[PROBLEM DETAILS]
Report each line below that contains the string "tick". Case counts.

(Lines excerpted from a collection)
::::

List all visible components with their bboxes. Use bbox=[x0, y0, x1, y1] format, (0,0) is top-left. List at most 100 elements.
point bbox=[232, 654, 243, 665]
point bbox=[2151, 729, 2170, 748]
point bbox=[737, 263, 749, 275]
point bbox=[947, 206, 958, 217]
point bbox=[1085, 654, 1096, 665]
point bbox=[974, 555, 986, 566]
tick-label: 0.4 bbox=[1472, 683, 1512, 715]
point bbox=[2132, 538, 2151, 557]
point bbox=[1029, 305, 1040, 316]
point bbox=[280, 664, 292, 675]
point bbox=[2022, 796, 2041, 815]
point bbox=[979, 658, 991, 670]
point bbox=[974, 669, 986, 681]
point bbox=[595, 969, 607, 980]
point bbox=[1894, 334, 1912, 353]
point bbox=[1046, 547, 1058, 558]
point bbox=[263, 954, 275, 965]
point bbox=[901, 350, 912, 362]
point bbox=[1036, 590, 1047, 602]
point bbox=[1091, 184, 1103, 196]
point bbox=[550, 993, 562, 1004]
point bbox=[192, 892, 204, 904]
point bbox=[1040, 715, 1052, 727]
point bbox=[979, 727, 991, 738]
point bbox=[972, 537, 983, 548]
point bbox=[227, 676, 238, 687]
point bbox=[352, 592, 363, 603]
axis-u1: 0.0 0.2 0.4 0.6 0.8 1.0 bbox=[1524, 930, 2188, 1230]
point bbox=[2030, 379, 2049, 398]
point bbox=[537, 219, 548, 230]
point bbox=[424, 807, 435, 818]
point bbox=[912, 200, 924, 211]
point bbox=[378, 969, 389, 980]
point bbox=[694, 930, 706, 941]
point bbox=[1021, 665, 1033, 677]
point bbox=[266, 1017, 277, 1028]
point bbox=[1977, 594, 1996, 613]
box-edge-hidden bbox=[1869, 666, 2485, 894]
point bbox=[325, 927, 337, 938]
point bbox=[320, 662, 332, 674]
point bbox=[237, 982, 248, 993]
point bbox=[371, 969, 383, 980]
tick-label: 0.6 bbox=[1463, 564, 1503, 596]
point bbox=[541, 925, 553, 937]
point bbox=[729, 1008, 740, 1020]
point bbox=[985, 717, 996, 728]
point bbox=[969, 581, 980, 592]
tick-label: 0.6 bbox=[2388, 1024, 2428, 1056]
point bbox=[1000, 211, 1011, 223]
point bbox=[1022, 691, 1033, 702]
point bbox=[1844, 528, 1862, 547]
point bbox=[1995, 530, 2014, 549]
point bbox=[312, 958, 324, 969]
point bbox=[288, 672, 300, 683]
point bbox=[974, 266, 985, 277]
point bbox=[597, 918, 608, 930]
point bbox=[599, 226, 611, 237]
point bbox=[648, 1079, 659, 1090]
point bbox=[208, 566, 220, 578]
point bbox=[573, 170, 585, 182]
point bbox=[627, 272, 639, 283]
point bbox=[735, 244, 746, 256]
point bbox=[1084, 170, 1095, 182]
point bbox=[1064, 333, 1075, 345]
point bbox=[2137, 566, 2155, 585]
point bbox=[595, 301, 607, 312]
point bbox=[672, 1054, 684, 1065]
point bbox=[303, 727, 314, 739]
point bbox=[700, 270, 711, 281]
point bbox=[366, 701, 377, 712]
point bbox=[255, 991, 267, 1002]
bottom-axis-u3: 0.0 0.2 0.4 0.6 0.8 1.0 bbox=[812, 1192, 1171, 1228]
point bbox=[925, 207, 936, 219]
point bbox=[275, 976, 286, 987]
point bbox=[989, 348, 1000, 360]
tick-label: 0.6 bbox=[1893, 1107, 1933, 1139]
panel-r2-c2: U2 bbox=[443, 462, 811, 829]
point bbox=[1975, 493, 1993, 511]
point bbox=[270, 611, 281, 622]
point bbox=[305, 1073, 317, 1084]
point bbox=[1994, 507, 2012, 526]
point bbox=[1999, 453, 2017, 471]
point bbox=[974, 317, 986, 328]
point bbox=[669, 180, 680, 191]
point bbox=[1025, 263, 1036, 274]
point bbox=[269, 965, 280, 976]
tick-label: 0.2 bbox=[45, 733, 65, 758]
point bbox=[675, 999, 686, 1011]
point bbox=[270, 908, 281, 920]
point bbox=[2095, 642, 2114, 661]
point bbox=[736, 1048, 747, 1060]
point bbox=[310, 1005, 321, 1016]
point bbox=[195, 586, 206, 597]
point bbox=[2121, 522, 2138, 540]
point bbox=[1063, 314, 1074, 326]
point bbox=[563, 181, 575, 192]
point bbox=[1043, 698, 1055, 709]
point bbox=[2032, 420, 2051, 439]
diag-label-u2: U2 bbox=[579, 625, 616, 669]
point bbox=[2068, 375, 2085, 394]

::::

[TASK SOLUTION]
tick-label: 0.4 bbox=[1472, 683, 1512, 715]
tick-label: 0.6 bbox=[1463, 564, 1503, 596]
tick-label: 0.6 bbox=[2388, 1024, 2428, 1056]
tick-label: 0.6 bbox=[1893, 1107, 1933, 1139]
tick-label: 0.2 bbox=[45, 733, 65, 758]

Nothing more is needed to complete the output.